------ Task data ------

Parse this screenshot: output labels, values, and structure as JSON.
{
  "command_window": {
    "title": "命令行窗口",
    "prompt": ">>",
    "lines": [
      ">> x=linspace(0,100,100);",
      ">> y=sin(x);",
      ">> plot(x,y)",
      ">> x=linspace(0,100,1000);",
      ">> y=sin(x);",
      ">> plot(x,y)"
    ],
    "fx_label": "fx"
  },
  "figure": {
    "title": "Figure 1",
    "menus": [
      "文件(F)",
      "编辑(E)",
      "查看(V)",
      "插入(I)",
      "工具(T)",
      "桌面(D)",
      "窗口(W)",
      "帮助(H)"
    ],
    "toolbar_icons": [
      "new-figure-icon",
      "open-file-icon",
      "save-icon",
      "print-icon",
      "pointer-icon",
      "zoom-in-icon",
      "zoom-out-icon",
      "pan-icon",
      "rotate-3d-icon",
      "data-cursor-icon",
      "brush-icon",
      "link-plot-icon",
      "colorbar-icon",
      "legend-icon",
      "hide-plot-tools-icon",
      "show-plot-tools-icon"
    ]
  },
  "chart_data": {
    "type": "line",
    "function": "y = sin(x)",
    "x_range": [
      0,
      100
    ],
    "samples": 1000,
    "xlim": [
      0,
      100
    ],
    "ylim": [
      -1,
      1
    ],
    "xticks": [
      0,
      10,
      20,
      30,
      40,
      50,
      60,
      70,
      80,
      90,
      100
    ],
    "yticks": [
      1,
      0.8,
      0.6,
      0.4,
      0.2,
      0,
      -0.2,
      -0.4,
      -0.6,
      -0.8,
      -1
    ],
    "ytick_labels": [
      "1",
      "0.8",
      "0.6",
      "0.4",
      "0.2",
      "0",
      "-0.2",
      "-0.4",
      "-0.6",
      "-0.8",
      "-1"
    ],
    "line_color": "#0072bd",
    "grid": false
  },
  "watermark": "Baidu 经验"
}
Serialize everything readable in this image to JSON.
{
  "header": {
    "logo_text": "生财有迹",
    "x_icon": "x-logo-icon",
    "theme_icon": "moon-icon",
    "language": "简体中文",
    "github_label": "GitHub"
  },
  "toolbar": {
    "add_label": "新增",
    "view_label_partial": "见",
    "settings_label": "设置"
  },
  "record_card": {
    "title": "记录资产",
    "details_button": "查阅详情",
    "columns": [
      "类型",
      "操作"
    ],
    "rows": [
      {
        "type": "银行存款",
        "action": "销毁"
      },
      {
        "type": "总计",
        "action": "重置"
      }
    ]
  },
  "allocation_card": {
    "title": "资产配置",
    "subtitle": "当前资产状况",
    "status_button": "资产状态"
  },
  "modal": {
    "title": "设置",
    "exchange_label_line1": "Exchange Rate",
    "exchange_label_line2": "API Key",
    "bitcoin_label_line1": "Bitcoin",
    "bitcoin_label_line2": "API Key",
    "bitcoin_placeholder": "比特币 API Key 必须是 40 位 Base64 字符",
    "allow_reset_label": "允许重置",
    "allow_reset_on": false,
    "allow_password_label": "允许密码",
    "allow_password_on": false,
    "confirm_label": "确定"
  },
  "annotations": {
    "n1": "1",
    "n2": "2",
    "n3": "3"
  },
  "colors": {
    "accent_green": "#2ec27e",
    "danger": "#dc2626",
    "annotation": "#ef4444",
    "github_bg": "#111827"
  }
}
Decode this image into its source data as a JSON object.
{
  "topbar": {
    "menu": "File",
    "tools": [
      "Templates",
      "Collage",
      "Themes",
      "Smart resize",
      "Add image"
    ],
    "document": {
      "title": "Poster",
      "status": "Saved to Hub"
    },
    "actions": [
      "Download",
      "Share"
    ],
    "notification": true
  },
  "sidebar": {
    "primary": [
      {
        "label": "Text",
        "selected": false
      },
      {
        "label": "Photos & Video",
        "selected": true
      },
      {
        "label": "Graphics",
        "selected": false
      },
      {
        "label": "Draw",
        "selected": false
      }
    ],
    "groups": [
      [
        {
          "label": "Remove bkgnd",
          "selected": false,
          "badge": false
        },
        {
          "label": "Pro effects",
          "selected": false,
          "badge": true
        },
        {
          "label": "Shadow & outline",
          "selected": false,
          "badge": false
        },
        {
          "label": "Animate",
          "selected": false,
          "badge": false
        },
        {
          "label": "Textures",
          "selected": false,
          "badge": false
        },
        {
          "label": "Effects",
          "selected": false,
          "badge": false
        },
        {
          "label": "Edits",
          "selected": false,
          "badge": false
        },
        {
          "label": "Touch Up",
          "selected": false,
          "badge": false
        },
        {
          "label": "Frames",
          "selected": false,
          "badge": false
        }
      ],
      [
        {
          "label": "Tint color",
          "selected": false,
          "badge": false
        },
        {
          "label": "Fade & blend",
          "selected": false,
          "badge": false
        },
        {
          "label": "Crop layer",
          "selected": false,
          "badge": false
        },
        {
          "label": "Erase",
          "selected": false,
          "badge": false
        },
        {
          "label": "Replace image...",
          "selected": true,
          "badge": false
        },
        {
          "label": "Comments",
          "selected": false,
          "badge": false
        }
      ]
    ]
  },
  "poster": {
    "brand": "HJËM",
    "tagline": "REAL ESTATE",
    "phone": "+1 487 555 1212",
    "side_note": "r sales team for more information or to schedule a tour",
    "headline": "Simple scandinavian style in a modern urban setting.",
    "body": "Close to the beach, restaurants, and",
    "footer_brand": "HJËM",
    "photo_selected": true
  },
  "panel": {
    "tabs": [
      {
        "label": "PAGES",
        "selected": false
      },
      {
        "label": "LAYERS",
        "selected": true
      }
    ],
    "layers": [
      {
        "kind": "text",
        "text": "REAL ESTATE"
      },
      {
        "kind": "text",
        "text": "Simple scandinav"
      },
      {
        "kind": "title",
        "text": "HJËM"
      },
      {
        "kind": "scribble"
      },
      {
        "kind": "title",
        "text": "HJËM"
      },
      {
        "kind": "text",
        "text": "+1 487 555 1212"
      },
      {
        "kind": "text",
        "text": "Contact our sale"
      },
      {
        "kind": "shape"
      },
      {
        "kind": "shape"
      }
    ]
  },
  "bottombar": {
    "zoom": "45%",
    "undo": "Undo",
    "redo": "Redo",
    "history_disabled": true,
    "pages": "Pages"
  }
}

------

• What you should do: In the records above, locate each line with the word "REAL". Copy all such lines.

• Expected answer:
    "tagline": "REAL ESTATE",
        "text": "REAL ESTATE"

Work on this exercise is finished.